#### TASK DESCRIPTION
From the records below, extract all the text exactly and leave the images behind.

#### EXCERPTED RECORDS
··········

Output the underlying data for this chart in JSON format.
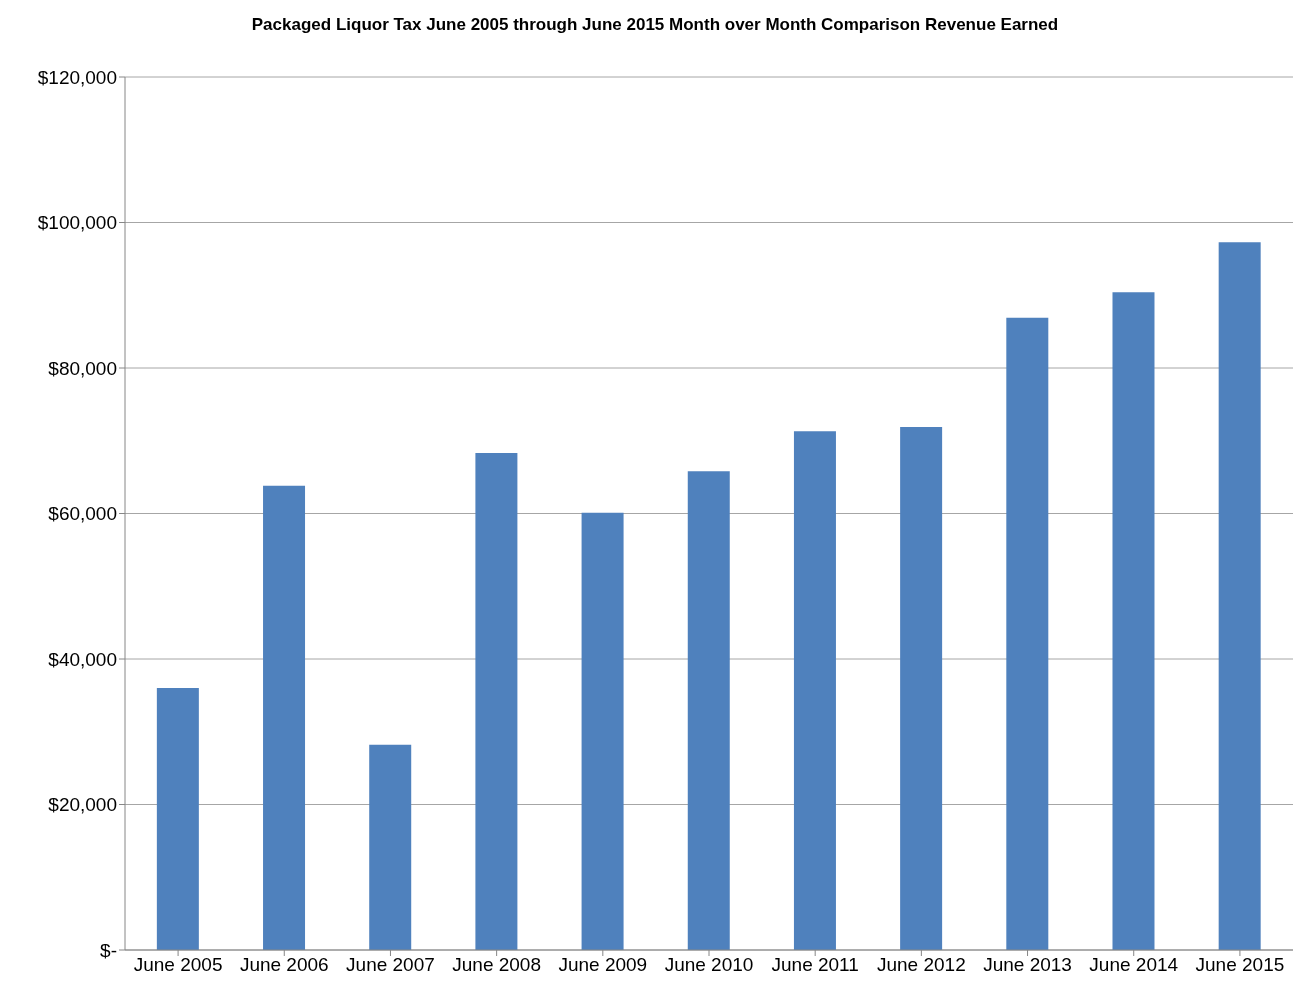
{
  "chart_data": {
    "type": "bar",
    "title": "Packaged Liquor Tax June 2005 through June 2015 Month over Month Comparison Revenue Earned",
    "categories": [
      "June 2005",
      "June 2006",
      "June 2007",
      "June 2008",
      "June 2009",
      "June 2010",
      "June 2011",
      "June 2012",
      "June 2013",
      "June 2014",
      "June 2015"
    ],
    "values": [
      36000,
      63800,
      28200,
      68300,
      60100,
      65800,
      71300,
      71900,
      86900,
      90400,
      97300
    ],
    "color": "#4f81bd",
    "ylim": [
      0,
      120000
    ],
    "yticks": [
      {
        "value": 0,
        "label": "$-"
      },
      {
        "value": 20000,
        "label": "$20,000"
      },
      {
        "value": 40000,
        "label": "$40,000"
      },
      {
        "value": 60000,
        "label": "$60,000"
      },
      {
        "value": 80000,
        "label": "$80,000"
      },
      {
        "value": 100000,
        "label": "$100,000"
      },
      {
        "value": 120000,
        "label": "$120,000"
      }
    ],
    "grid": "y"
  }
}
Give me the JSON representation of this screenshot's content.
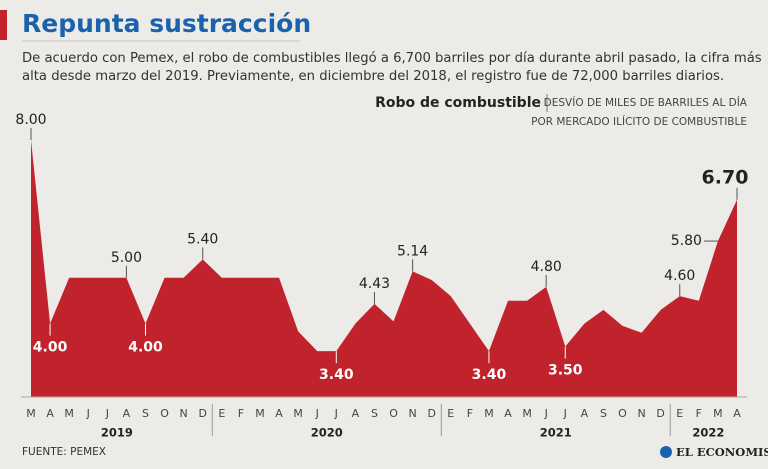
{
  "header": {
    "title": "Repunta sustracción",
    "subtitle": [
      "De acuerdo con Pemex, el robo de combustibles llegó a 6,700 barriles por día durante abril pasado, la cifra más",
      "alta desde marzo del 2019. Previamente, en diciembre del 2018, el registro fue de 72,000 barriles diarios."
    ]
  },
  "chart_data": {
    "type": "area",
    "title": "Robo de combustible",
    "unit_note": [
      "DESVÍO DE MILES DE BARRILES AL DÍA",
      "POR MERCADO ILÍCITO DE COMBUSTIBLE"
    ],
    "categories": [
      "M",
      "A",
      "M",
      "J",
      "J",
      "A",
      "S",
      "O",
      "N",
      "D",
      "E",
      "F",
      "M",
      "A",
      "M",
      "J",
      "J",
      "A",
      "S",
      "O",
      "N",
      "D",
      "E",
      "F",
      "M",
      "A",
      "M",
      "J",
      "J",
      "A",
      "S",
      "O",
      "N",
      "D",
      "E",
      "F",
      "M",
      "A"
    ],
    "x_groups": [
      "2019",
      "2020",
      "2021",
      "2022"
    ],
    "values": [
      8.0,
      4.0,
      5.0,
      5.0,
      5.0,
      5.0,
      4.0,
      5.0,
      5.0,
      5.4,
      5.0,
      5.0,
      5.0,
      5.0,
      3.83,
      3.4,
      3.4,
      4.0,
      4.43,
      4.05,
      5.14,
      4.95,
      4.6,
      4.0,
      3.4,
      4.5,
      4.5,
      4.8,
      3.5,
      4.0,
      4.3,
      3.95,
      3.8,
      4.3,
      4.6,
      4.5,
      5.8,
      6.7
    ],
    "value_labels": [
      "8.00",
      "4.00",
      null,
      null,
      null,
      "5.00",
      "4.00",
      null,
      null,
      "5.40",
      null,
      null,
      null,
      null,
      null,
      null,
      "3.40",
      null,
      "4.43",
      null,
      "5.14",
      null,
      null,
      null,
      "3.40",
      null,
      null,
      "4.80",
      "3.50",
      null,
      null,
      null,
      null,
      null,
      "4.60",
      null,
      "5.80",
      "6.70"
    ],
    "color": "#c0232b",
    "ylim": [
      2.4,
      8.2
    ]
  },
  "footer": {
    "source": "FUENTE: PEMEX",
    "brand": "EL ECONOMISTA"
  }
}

··········

#### SOLUTION FOR THIS EXERCISE
Output the underlying data for this chart in JSON format.
{
  "chart_data": {
    "type": "bar",
    "title": "Packaged Liquor Tax June 2005 through June 2015 Month over Month Comparison Revenue Earned",
    "categories": [
      "June 2005",
      "June 2006",
      "June 2007",
      "June 2008",
      "June 2009",
      "June 2010",
      "June 2011",
      "June 2012",
      "June 2013",
      "June 2014",
      "June 2015"
    ],
    "values": [
      36000,
      63800,
      28200,
      68300,
      60100,
      65800,
      71300,
      71900,
      86900,
      90400,
      97300
    ],
    "color": "#4f81bd",
    "ylim": [
      0,
      120000
    ],
    "yticks": [
      {
        "value": 0,
        "label": "$-"
      },
      {
        "value": 20000,
        "label": "$20,000"
      },
      {
        "value": 40000,
        "label": "$40,000"
      },
      {
        "value": 60000,
        "label": "$60,000"
      },
      {
        "value": 80000,
        "label": "$80,000"
      },
      {
        "value": 100000,
        "label": "$100,000"
      },
      {
        "value": 120000,
        "label": "$120,000"
      }
    ],
    "grid": "y"
  }
}
Give me the JSON representation of this screenshot's content.
{
  "header": {
    "title": "Repunta sustracción",
    "subtitle": [
      "De acuerdo con Pemex, el robo de combustibles llegó a 6,700 barriles por día durante abril pasado, la cifra más",
      "alta desde marzo del 2019. Previamente, en diciembre del 2018, el registro fue de 72,000 barriles diarios."
    ]
  },
  "chart_data": {
    "type": "area",
    "title": "Robo de combustible",
    "unit_note": [
      "DESVÍO DE MILES DE BARRILES AL DÍA",
      "POR MERCADO ILÍCITO DE COMBUSTIBLE"
    ],
    "categories": [
      "M",
      "A",
      "M",
      "J",
      "J",
      "A",
      "S",
      "O",
      "N",
      "D",
      "E",
      "F",
      "M",
      "A",
      "M",
      "J",
      "J",
      "A",
      "S",
      "O",
      "N",
      "D",
      "E",
      "F",
      "M",
      "A",
      "M",
      "J",
      "J",
      "A",
      "S",
      "O",
      "N",
      "D",
      "E",
      "F",
      "M",
      "A"
    ],
    "x_groups": [
      "2019",
      "2020",
      "2021",
      "2022"
    ],
    "values": [
      8.0,
      4.0,
      5.0,
      5.0,
      5.0,
      5.0,
      4.0,
      5.0,
      5.0,
      5.4,
      5.0,
      5.0,
      5.0,
      5.0,
      3.83,
      3.4,
      3.4,
      4.0,
      4.43,
      4.05,
      5.14,
      4.95,
      4.6,
      4.0,
      3.4,
      4.5,
      4.5,
      4.8,
      3.5,
      4.0,
      4.3,
      3.95,
      3.8,
      4.3,
      4.6,
      4.5,
      5.8,
      6.7
    ],
    "value_labels": [
      "8.00",
      "4.00",
      null,
      null,
      null,
      "5.00",
      "4.00",
      null,
      null,
      "5.40",
      null,
      null,
      null,
      null,
      null,
      null,
      "3.40",
      null,
      "4.43",
      null,
      "5.14",
      null,
      null,
      null,
      "3.40",
      null,
      null,
      "4.80",
      "3.50",
      null,
      null,
      null,
      null,
      null,
      "4.60",
      null,
      "5.80",
      "6.70"
    ],
    "color": "#c0232b",
    "ylim": [
      2.4,
      8.2
    ]
  },
  "footer": {
    "source": "FUENTE: PEMEX",
    "brand": "EL ECONOMISTA"
  }
}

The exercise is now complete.